• [Short exercise]: Which lines of the records contain "gian"? Collect every one of them.

• [Dataset items]:
· · · · ·

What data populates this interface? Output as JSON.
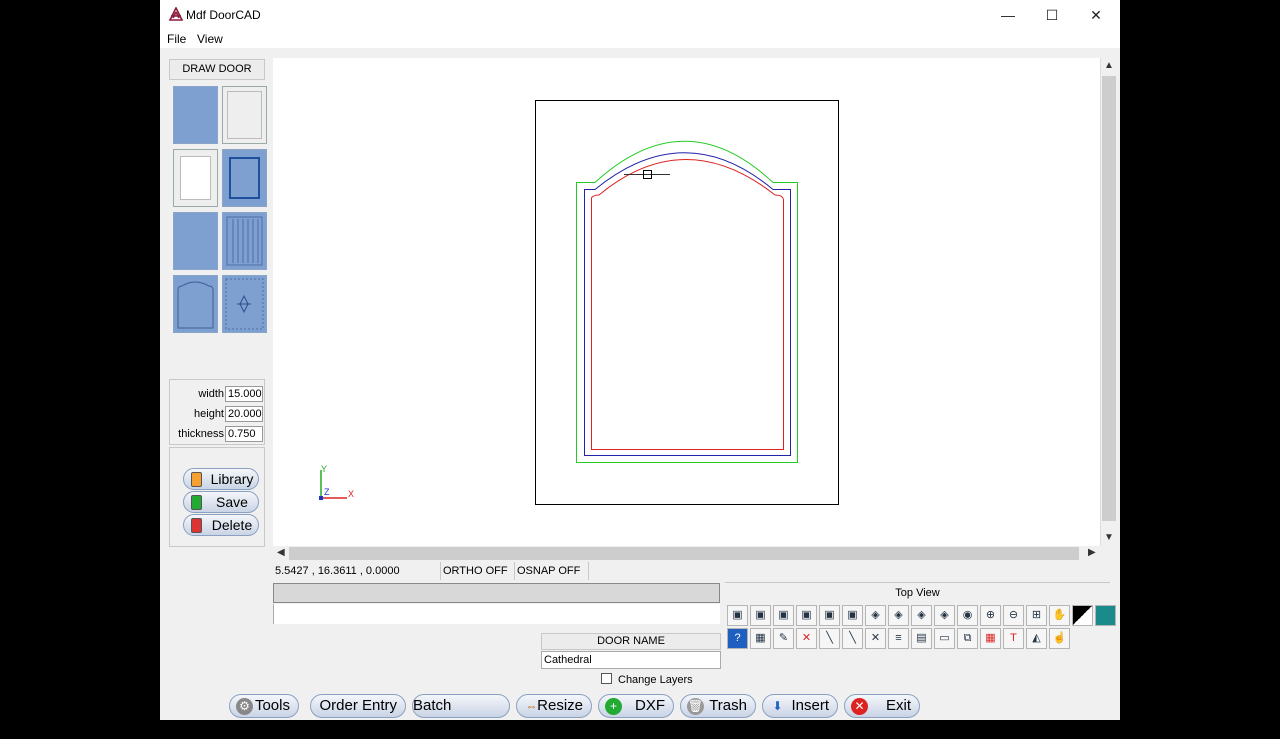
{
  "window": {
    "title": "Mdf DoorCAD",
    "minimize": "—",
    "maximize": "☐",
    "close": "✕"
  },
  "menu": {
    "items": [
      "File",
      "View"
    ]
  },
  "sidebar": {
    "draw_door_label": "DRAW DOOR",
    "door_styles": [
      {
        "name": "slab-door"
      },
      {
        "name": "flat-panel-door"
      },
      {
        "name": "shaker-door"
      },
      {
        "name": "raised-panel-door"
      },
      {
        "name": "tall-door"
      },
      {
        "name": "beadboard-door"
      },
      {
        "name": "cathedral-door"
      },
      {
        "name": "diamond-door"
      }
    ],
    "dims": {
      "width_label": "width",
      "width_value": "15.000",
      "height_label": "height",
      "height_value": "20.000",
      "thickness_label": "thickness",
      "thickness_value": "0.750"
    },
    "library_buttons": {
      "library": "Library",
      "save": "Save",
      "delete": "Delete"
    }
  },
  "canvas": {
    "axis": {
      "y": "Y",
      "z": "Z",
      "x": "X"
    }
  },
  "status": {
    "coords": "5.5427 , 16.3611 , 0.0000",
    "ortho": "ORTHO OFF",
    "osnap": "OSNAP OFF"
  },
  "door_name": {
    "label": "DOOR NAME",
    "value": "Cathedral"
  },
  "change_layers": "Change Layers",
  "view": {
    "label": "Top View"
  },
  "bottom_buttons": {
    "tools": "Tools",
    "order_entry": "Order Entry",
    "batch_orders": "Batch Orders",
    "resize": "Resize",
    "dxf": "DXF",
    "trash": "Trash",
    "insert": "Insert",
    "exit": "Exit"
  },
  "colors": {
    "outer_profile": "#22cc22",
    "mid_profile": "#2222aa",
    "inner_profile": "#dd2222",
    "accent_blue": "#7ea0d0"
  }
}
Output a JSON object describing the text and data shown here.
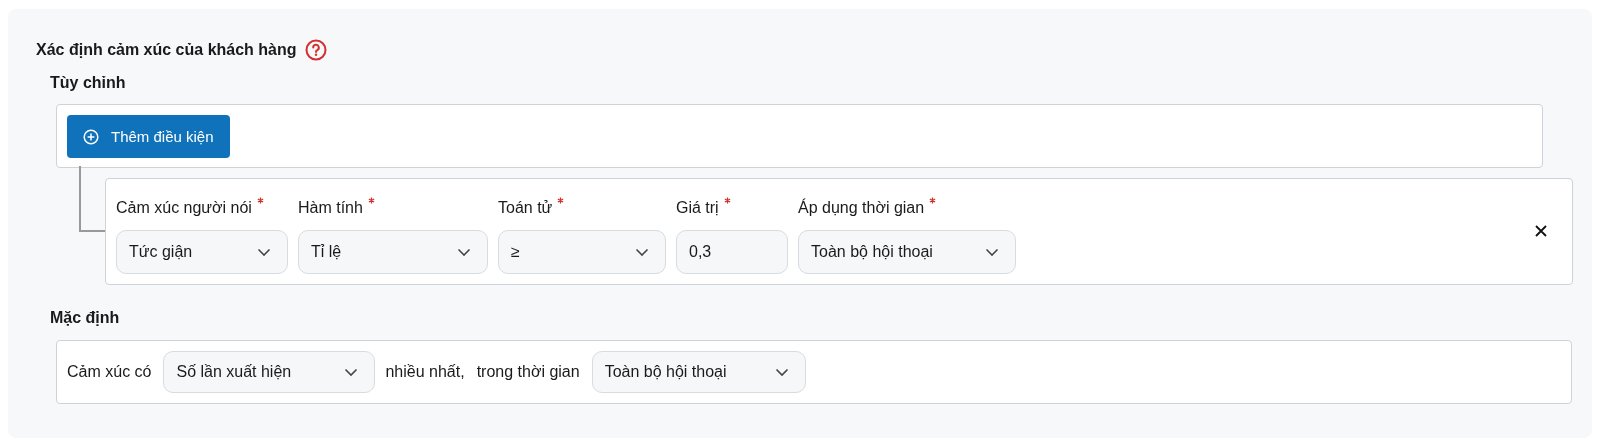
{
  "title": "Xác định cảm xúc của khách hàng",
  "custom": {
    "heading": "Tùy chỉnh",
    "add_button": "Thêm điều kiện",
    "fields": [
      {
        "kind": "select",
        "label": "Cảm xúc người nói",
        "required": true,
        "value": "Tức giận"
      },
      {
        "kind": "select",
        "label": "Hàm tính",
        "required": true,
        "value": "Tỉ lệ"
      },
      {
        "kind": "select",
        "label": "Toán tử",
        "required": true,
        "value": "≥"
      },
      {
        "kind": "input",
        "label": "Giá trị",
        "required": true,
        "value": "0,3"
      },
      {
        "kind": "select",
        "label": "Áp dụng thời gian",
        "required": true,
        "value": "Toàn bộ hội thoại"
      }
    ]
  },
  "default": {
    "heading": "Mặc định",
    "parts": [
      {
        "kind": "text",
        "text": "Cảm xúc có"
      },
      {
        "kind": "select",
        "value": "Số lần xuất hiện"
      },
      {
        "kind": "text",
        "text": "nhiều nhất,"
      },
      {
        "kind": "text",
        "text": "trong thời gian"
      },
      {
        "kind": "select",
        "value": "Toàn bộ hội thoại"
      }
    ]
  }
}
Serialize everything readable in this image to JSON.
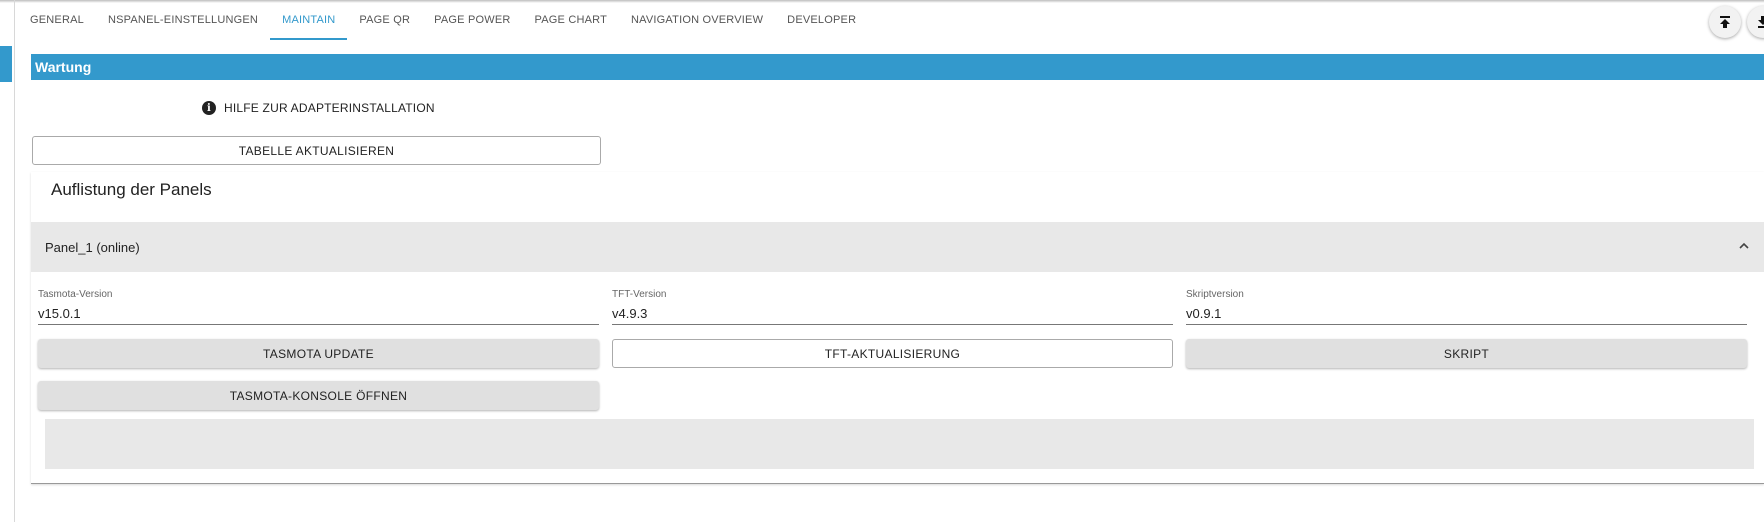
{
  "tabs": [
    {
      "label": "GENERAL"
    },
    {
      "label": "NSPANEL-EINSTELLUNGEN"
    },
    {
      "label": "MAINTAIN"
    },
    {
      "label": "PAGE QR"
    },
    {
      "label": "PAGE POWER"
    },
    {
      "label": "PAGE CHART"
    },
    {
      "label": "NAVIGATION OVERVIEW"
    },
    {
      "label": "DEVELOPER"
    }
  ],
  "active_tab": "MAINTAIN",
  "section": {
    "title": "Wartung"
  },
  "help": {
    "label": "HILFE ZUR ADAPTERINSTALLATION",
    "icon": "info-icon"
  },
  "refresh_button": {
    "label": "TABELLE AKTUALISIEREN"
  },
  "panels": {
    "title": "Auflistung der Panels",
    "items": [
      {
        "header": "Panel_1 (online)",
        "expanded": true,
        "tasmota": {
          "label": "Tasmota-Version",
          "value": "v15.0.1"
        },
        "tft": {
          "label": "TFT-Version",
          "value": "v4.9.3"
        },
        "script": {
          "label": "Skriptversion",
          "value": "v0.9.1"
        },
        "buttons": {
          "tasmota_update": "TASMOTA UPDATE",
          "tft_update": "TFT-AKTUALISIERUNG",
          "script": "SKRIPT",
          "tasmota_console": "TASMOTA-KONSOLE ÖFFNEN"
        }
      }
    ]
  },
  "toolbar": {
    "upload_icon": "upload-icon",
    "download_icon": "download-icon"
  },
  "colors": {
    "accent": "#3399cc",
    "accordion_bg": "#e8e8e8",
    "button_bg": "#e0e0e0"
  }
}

· · · · ·

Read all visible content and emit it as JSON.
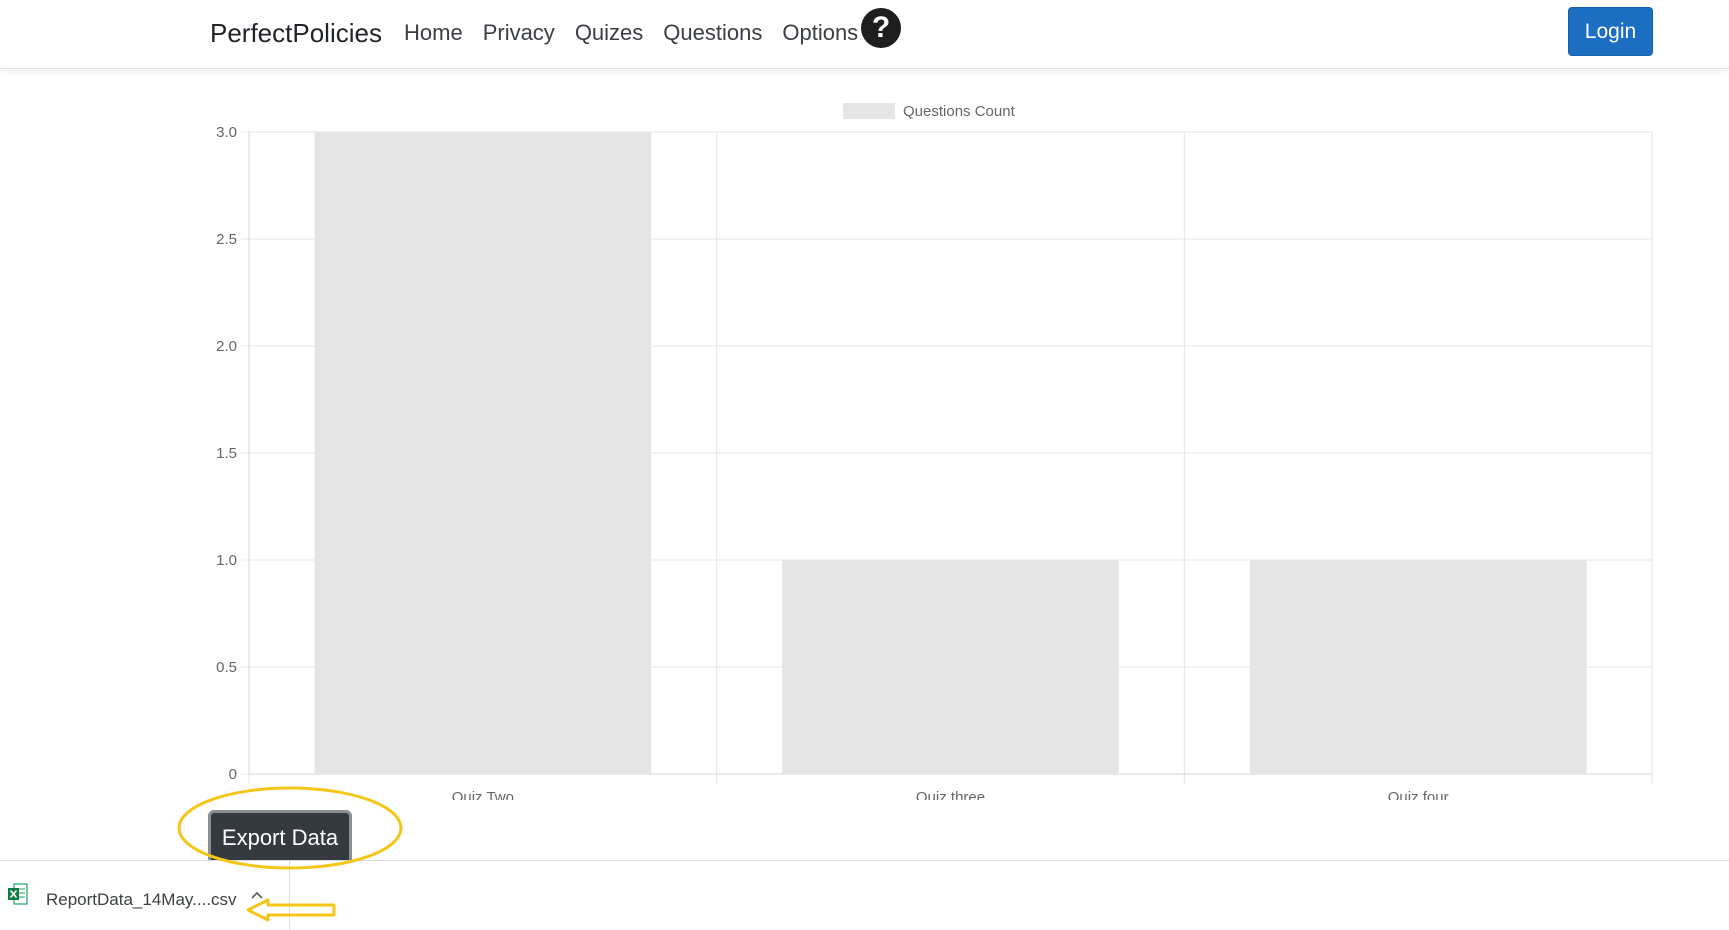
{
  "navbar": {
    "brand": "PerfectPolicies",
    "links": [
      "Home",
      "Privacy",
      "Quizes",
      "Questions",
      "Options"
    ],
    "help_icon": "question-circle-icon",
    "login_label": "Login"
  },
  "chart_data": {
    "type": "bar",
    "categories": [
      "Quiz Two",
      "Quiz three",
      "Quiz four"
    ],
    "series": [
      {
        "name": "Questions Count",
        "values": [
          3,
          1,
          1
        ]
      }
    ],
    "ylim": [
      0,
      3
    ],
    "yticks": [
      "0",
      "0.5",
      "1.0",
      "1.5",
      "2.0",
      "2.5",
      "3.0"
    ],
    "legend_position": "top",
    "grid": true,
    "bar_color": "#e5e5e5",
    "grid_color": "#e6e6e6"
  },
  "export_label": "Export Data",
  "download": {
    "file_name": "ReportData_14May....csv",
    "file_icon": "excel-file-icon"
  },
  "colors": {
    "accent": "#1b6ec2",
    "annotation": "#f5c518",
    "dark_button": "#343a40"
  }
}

· · · · ·

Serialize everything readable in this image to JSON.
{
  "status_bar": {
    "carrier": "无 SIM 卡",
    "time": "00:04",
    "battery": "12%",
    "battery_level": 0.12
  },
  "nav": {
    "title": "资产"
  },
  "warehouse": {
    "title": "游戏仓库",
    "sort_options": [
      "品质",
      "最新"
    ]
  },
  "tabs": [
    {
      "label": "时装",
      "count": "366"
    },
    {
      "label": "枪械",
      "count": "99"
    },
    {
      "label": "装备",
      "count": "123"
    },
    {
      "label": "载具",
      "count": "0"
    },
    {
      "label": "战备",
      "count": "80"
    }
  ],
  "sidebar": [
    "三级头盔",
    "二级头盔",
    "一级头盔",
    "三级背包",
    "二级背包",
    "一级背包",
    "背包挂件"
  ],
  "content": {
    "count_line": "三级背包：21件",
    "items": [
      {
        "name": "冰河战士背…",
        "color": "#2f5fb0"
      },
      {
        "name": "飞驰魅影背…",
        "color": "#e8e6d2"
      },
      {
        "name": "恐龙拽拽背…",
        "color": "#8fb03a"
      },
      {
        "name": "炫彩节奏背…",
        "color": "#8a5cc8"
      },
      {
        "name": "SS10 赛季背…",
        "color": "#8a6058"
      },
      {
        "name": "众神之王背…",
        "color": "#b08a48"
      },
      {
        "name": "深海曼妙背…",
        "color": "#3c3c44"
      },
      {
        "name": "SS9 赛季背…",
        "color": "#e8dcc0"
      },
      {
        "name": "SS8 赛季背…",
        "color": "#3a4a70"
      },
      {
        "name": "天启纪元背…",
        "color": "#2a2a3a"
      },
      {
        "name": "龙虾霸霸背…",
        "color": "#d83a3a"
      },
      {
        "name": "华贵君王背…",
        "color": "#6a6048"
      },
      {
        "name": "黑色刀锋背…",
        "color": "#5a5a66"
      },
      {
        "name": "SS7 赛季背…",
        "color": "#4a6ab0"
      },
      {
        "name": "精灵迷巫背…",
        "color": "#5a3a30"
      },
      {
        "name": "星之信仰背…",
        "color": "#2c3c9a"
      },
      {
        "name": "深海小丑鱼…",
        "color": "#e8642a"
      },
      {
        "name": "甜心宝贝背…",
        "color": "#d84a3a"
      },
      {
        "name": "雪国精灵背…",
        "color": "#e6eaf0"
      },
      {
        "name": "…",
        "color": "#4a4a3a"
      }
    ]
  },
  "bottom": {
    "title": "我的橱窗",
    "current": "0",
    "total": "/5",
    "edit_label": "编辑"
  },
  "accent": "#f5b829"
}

· · · · ·

• [Task result]:
        "label": "Áp dụng thời gian",
        "text": "trong thời gian"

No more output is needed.